What this task involves
Copy the lines that follow, keeping every character the same.

---------- Records for the exercise ----------

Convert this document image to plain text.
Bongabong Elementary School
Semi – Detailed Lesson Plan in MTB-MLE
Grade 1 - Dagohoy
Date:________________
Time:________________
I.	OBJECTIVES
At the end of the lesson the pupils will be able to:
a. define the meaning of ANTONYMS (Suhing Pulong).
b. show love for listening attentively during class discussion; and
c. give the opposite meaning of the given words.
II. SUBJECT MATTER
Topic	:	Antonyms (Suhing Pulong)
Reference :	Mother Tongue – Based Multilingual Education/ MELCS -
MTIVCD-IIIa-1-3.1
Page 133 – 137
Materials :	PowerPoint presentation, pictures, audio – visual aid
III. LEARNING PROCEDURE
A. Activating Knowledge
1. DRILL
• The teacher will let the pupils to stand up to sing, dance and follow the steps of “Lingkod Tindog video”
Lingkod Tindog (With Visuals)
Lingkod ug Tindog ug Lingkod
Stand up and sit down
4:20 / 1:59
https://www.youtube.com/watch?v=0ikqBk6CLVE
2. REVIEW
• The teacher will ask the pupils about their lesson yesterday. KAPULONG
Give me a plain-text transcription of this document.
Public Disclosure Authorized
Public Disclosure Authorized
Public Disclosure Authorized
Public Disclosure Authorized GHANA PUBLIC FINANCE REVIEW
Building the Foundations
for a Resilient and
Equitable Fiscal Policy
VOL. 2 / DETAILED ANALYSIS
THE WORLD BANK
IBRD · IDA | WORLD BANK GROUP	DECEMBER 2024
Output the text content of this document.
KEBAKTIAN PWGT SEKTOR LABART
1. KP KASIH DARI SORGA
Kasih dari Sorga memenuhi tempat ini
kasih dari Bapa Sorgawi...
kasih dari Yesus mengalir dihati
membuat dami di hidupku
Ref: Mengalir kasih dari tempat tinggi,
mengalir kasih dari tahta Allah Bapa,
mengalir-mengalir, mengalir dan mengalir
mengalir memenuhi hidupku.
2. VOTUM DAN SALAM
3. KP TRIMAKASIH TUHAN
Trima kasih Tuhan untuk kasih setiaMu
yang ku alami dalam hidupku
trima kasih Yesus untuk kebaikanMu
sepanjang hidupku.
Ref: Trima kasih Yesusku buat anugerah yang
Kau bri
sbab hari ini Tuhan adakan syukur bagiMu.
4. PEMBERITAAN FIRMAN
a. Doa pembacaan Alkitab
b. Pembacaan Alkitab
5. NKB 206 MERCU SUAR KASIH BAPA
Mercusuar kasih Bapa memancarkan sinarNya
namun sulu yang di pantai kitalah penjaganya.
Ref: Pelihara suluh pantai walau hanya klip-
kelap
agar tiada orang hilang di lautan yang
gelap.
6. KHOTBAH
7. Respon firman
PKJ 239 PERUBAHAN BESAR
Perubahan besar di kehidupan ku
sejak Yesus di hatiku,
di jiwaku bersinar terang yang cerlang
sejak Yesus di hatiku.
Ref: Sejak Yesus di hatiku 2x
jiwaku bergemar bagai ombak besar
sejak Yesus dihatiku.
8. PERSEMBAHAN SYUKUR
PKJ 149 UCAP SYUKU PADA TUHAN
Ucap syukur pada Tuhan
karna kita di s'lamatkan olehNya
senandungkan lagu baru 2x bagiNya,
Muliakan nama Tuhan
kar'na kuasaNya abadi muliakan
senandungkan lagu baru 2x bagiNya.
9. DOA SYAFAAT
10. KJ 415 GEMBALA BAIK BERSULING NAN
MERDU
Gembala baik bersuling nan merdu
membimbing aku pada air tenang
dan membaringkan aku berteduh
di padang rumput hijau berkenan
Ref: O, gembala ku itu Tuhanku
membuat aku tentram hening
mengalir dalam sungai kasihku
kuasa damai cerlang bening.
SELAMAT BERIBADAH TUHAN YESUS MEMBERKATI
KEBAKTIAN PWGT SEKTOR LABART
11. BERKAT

----------

Solution to the problem
Convert this document image to plain text.
Bongabong Elementary School
Semi – Detailed Lesson Plan in MTB-MLE
Grade 1 - Dagohoy
Date:________________
Time:________________
I.	OBJECTIVES
At the end of the lesson the pupils will be able to:
a. define the meaning of ANTONYMS (Suhing Pulong).
b. show love for listening attentively during class discussion; and
c. give the opposite meaning of the given words.
II. SUBJECT MATTER
Topic	:	Antonyms (Suhing Pulong)
Reference :	Mother Tongue – Based Multilingual Education/ MELCS -
MTIVCD-IIIa-1-3.1
Page 133 – 137
Materials :	PowerPoint presentation, pictures, audio – visual aid
III. LEARNING PROCEDURE
A. Activating Knowledge
1. DRILL
• The teacher will let the pupils to stand up to sing, dance and follow the steps of “Lingkod Tindog video”
Lingkod Tindog (With Visuals)
Lingkod ug Tindog ug Lingkod
Stand up and sit down
4:20 / 1:59
https://www.youtube.com/watch?v=0ikqBk6CLVE
2. REVIEW
• The teacher will ask the pupils about their lesson yesterday. KAPULONG
Give me a plain-text transcription of this document.
Public Disclosure Authorized
Public Disclosure Authorized
Public Disclosure Authorized
Public Disclosure Authorized GHANA PUBLIC FINANCE REVIEW
Building the Foundations
for a Resilient and
Equitable Fiscal Policy
VOL. 2 / DETAILED ANALYSIS
THE WORLD BANK
IBRD · IDA | WORLD BANK GROUP	DECEMBER 2024
Output the text content of this document.
KEBAKTIAN PWGT SEKTOR LABART
1. KP KASIH DARI SORGA
Kasih dari Sorga memenuhi tempat ini
kasih dari Bapa Sorgawi...
kasih dari Yesus mengalir dihati
membuat dami di hidupku
Ref: Mengalir kasih dari tempat tinggi,
mengalir kasih dari tahta Allah Bapa,
mengalir-mengalir, mengalir dan mengalir
mengalir memenuhi hidupku.
2. VOTUM DAN SALAM
3. KP TRIMAKASIH TUHAN
Trima kasih Tuhan untuk kasih setiaMu
yang ku alami dalam hidupku
trima kasih Yesus untuk kebaikanMu
sepanjang hidupku.
Ref: Trima kasih Yesusku buat anugerah yang
Kau bri
sbab hari ini Tuhan adakan syukur bagiMu.
4. PEMBERITAAN FIRMAN
a. Doa pembacaan Alkitab
b. Pembacaan Alkitab
5. NKB 206 MERCU SUAR KASIH BAPA
Mercusuar kasih Bapa memancarkan sinarNya
namun sulu yang di pantai kitalah penjaganya.
Ref: Pelihara suluh pantai walau hanya klip-
kelap
agar tiada orang hilang di lautan yang
gelap.
6. KHOTBAH
7. Respon firman
PKJ 239 PERUBAHAN BESAR
Perubahan besar di kehidupan ku
sejak Yesus di hatiku,
di jiwaku bersinar terang yang cerlang
sejak Yesus di hatiku.
Ref: Sejak Yesus di hatiku 2x
jiwaku bergemar bagai ombak besar
sejak Yesus dihatiku.
8. PERSEMBAHAN SYUKUR
PKJ 149 UCAP SYUKU PADA TUHAN
Ucap syukur pada Tuhan
karna kita di s'lamatkan olehNya
senandungkan lagu baru 2x bagiNya,
Muliakan nama Tuhan
kar'na kuasaNya abadi muliakan
senandungkan lagu baru 2x bagiNya.
9. DOA SYAFAAT
10. KJ 415 GEMBALA BAIK BERSULING NAN
MERDU
Gembala baik bersuling nan merdu
membimbing aku pada air tenang
dan membaringkan aku berteduh
di padang rumput hijau berkenan
Ref: O, gembala ku itu Tuhanku
membuat aku tentram hening
mengalir dalam sungai kasihku
kuasa damai cerlang bening.
SELAMAT BERIBADAH TUHAN YESUS MEMBERKATI
KEBAKTIAN PWGT SEKTOR LABART
11. BERKAT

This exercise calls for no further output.